Task instructions: Please transcribe the lines below exactly, and leave every image behind.

Source data:
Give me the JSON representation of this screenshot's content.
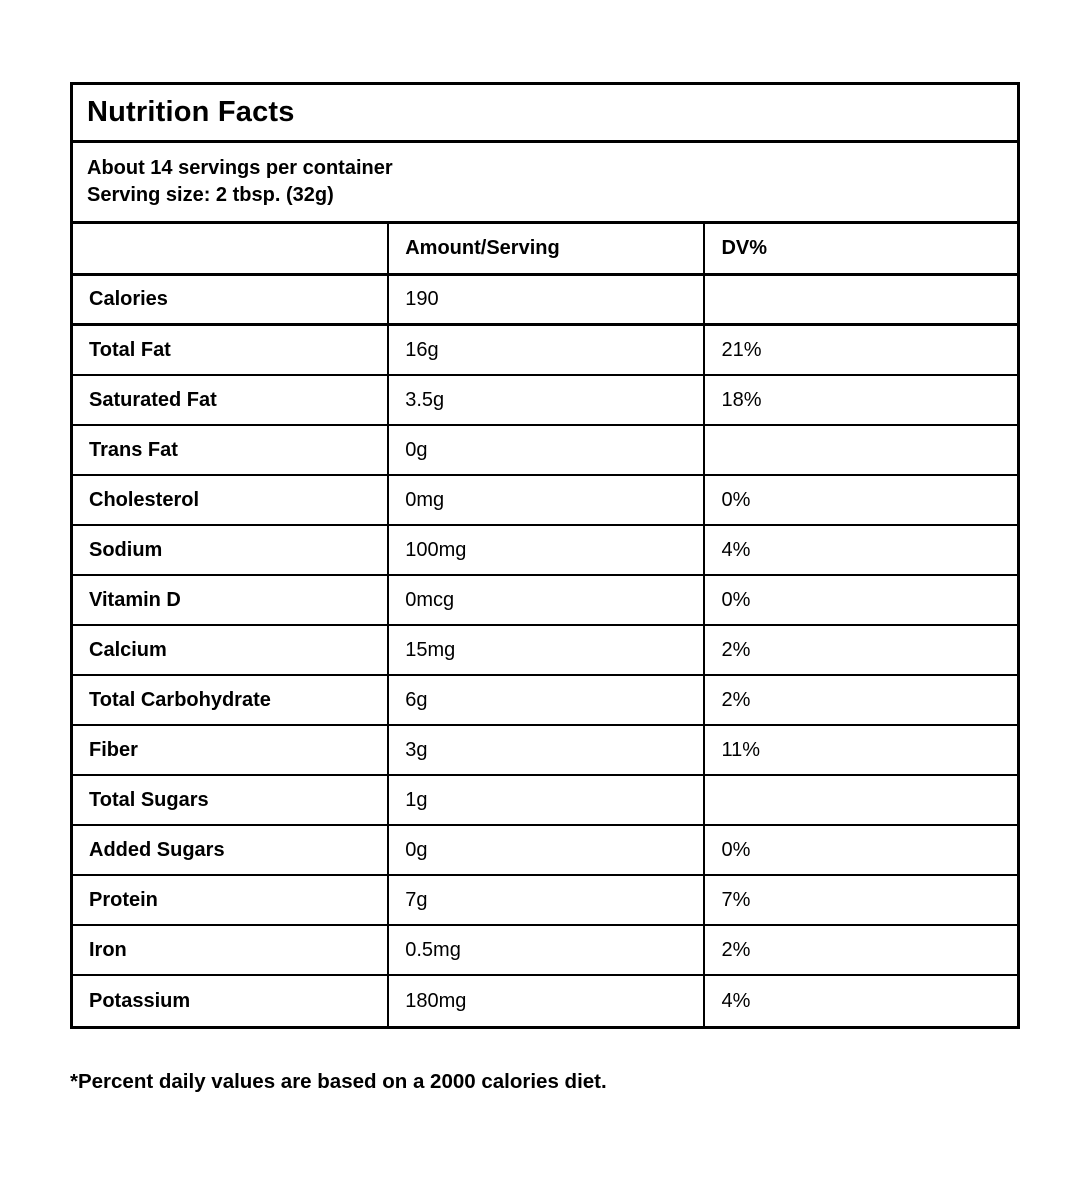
{
  "page": {
    "background_color": "#ffffff",
    "text_color": "#000000",
    "border_color": "#000000"
  },
  "label": {
    "title": "Nutrition Facts",
    "servings_line": "About 14 servings per container",
    "serving_size_line": "Serving size: 2 tbsp. (32g)",
    "header": {
      "amount": "Amount/Serving",
      "dv": "DV%"
    },
    "rows": [
      {
        "name": "Calories",
        "amount": "190",
        "dv": ""
      },
      {
        "name": "Total Fat",
        "amount": "16g",
        "dv": "21%"
      },
      {
        "name": "Saturated Fat",
        "amount": "3.5g",
        "dv": "18%"
      },
      {
        "name": "Trans Fat",
        "amount": "0g",
        "dv": ""
      },
      {
        "name": "Cholesterol",
        "amount": "0mg",
        "dv": "0%"
      },
      {
        "name": "Sodium",
        "amount": "100mg",
        "dv": "4%"
      },
      {
        "name": "Vitamin D",
        "amount": "0mcg",
        "dv": "0%"
      },
      {
        "name": "Calcium",
        "amount": "15mg",
        "dv": "2%"
      },
      {
        "name": "Total Carbohydrate",
        "amount": "6g",
        "dv": "2%"
      },
      {
        "name": "Fiber",
        "amount": "3g",
        "dv": "11%"
      },
      {
        "name": "Total Sugars",
        "amount": "1g",
        "dv": ""
      },
      {
        "name": "Added Sugars",
        "amount": "0g",
        "dv": "0%"
      },
      {
        "name": "Protein",
        "amount": "7g",
        "dv": "7%"
      },
      {
        "name": "Iron",
        "amount": "0.5mg",
        "dv": "2%"
      },
      {
        "name": "Potassium",
        "amount": "180mg",
        "dv": "4%"
      }
    ],
    "footnote": "*Percent daily values are based on a 2000 calories diet."
  }
}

Result for this task:
Give me the JSON representation of this screenshot's content.
{
  "page": {
    "background_color": "#ffffff",
    "text_color": "#000000",
    "border_color": "#000000"
  },
  "label": {
    "title": "Nutrition Facts",
    "servings_line": "About 14 servings per container",
    "serving_size_line": "Serving size: 2 tbsp. (32g)",
    "header": {
      "amount": "Amount/Serving",
      "dv": "DV%"
    },
    "rows": [
      {
        "name": "Calories",
        "amount": "190",
        "dv": ""
      },
      {
        "name": "Total Fat",
        "amount": "16g",
        "dv": "21%"
      },
      {
        "name": "Saturated Fat",
        "amount": "3.5g",
        "dv": "18%"
      },
      {
        "name": "Trans Fat",
        "amount": "0g",
        "dv": ""
      },
      {
        "name": "Cholesterol",
        "amount": "0mg",
        "dv": "0%"
      },
      {
        "name": "Sodium",
        "amount": "100mg",
        "dv": "4%"
      },
      {
        "name": "Vitamin D",
        "amount": "0mcg",
        "dv": "0%"
      },
      {
        "name": "Calcium",
        "amount": "15mg",
        "dv": "2%"
      },
      {
        "name": "Total Carbohydrate",
        "amount": "6g",
        "dv": "2%"
      },
      {
        "name": "Fiber",
        "amount": "3g",
        "dv": "11%"
      },
      {
        "name": "Total Sugars",
        "amount": "1g",
        "dv": ""
      },
      {
        "name": "Added Sugars",
        "amount": "0g",
        "dv": "0%"
      },
      {
        "name": "Protein",
        "amount": "7g",
        "dv": "7%"
      },
      {
        "name": "Iron",
        "amount": "0.5mg",
        "dv": "2%"
      },
      {
        "name": "Potassium",
        "amount": "180mg",
        "dv": "4%"
      }
    ],
    "footnote": "*Percent daily values are based on a 2000 calories diet."
  }
}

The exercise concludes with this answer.